Pues no. Tras la epidemia todo será muy parecido

Luis Ventoso-ABC

Filósofos, sociólogos y psicólogos de guardia ia meditan sobre cómo el imprevisto virus salido de China cambiará la faz del mundo. Algunos pensadores de gatillo rápido ya han publicado ensayos exprés al respecto. En artículos y tertulias se repite una frase (que para que quede redonda debe pronunciarse con mirada trascendente): «Después de esto nada volverá a ser igual». Abundan los vaticinios esperanzados. Las oficinas se percibirán como recintos obsoletos y se impondrá el teletrabajo, más respetuoso con la conciliación familiar. Esa reconversión laboral despejará el transporte, reducirá la contaminación y hará amigable el corazón de las urbes. La España vaciada reverdecerá, al darnos cuenta de que con los medios telemáticos podemos trabajar en cualquier lugar, disfrutando de un entorno más

 seguro y menos agresivo. La experiencia de la epidemia forjará un carácter solidario. El largo encierro hará que reconsideremos nuestro orden de necesidades, priorizando el tiempo libre, la familia y el conocimiento sobre el estrés, el consumismo y la perenne dispersión de tele, café y tasca.

Pues no.

En cuanto afloje el virus -como ya está sucediendo- retomaremos unas vidas clónicas de las que teníamos. La primera tarde de Madrid en fase 1 sorprendía ver a la afición dándole presto a la Mahou y el cigarrete en unas terrazas abarrotadas, charlando boca a oreja con jolgorio expansivo. Los trabajos presenciales regresarán, porque las conversaciones in situ espolean la creatividad (y porque nadie quiere renunciar a perder el tiempo en la máquina de café, divagando sobre los hijos, el clima, las tonterías de la tele y los horrores de la política; compartiendo risas, esperanzas, mentiras y cháchara victimista).
....
• _Preguntas para responder_:
1. Indica si cada afirmación coincide con el artículo sobre la epidemia: (a) el autor sostiene que los trabajos presenciales desaparecerán en favor del teletrabajo; (b) la primera tarde de Madrid en fase 1 las terrazas estaban llenas de gente; (c) algunos pensadores ya han publicado ensayos sobre cómo el virus cambiará el mundo. Responde sí o no y cita las palabras exactas del texto que lo deciden.
2. Escribe la continuación del artículo sobre la epidemia a partir de su última oración.

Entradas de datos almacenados
....
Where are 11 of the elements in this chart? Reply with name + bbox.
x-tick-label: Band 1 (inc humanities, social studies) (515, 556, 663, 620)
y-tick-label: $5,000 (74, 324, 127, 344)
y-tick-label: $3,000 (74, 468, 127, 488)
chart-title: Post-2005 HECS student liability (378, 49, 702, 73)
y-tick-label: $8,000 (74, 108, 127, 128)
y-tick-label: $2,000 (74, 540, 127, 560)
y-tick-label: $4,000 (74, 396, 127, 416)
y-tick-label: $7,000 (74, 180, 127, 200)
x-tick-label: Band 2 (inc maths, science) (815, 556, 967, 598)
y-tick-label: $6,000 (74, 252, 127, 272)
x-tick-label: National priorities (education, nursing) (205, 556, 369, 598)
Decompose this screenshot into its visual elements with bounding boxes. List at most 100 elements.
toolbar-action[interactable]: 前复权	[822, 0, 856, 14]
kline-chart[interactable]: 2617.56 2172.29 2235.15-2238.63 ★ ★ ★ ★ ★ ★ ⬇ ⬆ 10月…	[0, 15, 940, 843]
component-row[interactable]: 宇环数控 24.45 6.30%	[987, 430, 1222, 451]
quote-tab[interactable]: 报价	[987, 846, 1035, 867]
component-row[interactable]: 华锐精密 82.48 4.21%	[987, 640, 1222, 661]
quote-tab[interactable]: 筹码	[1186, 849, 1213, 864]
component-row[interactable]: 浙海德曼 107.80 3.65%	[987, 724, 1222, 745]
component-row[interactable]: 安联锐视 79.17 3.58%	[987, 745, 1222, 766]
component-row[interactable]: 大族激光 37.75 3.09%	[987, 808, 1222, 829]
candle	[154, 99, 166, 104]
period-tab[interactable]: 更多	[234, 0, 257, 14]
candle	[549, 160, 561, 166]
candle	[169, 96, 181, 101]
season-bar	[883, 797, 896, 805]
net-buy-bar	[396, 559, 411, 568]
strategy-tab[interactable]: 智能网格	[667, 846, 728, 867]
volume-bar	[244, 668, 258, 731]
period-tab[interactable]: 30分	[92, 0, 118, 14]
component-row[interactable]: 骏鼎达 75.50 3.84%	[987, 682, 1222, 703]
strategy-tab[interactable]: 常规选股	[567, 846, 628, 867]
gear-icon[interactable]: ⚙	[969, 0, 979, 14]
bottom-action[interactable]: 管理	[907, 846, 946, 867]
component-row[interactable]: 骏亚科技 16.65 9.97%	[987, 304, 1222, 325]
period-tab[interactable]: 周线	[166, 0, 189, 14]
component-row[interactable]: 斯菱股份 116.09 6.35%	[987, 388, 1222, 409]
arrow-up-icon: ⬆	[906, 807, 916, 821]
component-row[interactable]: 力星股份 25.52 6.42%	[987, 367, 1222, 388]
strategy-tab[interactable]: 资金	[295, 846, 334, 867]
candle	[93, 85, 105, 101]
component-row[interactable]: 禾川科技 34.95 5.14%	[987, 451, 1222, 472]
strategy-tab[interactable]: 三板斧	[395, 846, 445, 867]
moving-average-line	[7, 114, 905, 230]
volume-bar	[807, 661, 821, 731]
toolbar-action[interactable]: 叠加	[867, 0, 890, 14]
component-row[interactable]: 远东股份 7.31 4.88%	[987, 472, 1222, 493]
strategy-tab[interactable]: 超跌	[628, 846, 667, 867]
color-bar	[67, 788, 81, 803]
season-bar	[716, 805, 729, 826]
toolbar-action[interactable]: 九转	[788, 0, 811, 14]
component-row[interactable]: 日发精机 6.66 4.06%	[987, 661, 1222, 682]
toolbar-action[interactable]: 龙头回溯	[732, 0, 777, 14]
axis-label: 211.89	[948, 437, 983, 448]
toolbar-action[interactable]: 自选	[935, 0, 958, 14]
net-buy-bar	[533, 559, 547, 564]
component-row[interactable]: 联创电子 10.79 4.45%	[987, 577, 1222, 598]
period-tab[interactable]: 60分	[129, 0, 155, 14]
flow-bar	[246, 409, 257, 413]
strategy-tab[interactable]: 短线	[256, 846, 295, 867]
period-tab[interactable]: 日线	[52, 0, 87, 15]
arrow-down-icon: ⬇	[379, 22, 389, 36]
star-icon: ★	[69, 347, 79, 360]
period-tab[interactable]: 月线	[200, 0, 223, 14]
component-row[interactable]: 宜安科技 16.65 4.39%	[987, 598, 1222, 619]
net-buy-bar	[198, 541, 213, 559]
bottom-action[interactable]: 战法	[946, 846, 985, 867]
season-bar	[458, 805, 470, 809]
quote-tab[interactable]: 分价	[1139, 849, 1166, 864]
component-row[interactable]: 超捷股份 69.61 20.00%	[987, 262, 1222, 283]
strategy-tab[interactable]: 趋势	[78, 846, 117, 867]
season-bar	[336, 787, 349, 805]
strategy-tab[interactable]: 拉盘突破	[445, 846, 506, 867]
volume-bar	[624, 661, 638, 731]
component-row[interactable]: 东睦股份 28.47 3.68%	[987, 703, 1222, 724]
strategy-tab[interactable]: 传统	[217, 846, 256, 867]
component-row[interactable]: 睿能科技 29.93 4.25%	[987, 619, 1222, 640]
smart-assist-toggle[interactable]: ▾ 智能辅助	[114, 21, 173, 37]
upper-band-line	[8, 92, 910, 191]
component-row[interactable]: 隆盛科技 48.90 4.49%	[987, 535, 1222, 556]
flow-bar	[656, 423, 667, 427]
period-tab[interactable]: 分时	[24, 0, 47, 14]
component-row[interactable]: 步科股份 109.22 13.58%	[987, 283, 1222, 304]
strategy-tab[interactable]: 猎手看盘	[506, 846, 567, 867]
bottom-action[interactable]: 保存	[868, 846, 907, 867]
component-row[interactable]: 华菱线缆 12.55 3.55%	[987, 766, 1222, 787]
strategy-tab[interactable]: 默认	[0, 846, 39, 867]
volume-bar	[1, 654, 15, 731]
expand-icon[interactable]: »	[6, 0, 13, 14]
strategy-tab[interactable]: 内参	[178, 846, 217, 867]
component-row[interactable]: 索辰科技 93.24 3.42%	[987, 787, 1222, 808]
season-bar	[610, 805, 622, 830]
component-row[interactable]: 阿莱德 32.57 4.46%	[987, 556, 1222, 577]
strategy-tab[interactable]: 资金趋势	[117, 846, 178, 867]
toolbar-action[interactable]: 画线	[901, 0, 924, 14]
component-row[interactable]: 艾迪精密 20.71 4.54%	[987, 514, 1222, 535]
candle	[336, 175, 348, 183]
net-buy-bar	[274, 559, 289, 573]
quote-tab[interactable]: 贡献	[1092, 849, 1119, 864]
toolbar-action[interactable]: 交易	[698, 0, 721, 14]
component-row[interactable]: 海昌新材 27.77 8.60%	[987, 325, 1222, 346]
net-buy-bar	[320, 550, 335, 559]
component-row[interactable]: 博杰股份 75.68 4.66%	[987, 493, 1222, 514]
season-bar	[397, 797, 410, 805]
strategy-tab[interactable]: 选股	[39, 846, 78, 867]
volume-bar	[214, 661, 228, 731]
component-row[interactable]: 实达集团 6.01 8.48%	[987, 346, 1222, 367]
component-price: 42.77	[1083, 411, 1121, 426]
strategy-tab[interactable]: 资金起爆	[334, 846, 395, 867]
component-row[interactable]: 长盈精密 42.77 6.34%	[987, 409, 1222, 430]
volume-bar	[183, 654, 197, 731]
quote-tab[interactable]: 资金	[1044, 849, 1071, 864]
....
• _Respuestas del ejercicio_:
1.
(a) No: «Los trabajos presenciales regresarán, porque las conversaciones in situ espolean la creatividad».
(b) Sí: «en unas terrazas abarrotadas».
(c) Sí: «Algunos pensadores de gatillo rápido ya han publicado ensayos exprés al respecto».

2.
Las aspiraciones de una vida más creativa y espiritual, más plena, expirarán en cuanto nos atropelle la rueda de la rutina. Volveremos a ir con la lengua fuera sin saber por qué. Meteremos más horas que la Merkel sin necesidad, rehenes de la subcultura del presencialismo. Viviremos acongojados, anticipando riesgos que en realidad no han llegado. Regresará la compra compulsiva de artículos que no necesitamos (afortunadamente, pues el gasto de unos es el ingreso de otros). Aceptaremos sin pestañear situaciones políticas repugnantes, como que Sánchez se siente de nuevo con partidos golpistas para debatir la mejor manera de destrozar el país que él preside. Continuaremos alejándonos de las últimas preguntas, simulando que nuestra existencia es infinita e hipnotizados por la evanescencia de lo material (es asombroso que ante una peste que se ha llevado a unos 40.000 españoles la sociedad apenas haya recurrido al más ancestral de los consuelos del ser humano: la religión). Aparcaremos otra vez a nuestros padres en residencias, a pesar del horror repugnante que hemos contemplado (y llegado el día nos aparcarán también a nosotros, que nos creemos divinos). Desdeñaremos el esfuerzo -que trabajen los chinos y los coreanos- y al tiempo lamentaremos que el mundo es muy injusto, porque no premia la molicie y la subvención. Cambiaremos para que nada cambie, como predijo Lampedusa. Con la única diferencia de que nos aguarda año y pico de terror económico.